* Set exercise
The listing below is to be output in its exact form.

○ ○ ○ ○ ○

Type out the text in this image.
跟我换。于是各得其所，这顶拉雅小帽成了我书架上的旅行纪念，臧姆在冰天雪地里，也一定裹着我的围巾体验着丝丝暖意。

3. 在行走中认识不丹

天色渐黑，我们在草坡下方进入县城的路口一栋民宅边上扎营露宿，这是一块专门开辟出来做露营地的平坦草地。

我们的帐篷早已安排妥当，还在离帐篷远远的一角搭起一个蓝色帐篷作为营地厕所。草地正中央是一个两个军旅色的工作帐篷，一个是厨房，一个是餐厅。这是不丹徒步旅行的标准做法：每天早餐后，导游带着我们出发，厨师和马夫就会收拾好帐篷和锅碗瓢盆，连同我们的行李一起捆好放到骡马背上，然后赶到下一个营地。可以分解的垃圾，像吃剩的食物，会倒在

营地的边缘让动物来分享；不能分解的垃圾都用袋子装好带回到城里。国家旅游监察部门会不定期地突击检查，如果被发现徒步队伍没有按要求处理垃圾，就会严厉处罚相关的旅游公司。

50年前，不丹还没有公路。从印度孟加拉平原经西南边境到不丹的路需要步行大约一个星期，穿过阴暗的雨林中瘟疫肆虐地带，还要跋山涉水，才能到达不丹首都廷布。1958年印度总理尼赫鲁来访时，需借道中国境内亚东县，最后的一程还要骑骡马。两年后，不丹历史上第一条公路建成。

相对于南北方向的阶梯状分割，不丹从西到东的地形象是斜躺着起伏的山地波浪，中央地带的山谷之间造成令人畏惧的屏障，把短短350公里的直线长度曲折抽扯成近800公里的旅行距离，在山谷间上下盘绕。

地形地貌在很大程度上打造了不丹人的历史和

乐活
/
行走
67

○ ○ ○ ○ ○

* Exercise solution
Type out the text in this image.
跟我换。于是各得其所，这顶拉雅小帽成了我书架上的旅行纪念，臧姆在冰天雪地里，也一定裹着我的围巾体验着丝丝暖意。

3. 在行走中认识不丹

天色渐黑，我们在草坡下方进入县城的路口一栋民宅边上扎营露宿，这是一块专门开辟出来做露营地的平坦草地。

我们的帐篷早已安排妥当，还在离帐篷远远的一角搭起一个蓝色帐篷作为营地厕所。草地正中央是一个两个军旅色的工作帐篷，一个是厨房，一个是餐厅。这是不丹徒步旅行的标准做法：每天早餐后，导游带着我们出发，厨师和马夫就会收拾好帐篷和锅碗瓢盆，连同我们的行李一起捆好放到骡马背上，然后赶到下一个营地。可以分解的垃圾，像吃剩的食物，会倒在

营地的边缘让动物来分享；不能分解的垃圾都用袋子装好带回到城里。国家旅游监察部门会不定期地突击检查，如果被发现徒步队伍没有按要求处理垃圾，就会严厉处罚相关的旅游公司。

50年前，不丹还没有公路。从印度孟加拉平原经西南边境到不丹的路需要步行大约一个星期，穿过阴暗的雨林中瘟疫肆虐地带，还要跋山涉水，才能到达不丹首都廷布。1958年印度总理尼赫鲁来访时，需借道中国境内亚东县，最后的一程还要骑骡马。两年后，不丹历史上第一条公路建成。

相对于南北方向的阶梯状分割，不丹从西到东的地形象是斜躺着起伏的山地波浪，中央地带的山谷之间造成令人畏惧的屏障，把短短350公里的直线长度曲折抽扯成近800公里的旅行距离，在山谷间上下盘绕。

地形地貌在很大程度上打造了不丹人的历史和

乐活
/
行走
67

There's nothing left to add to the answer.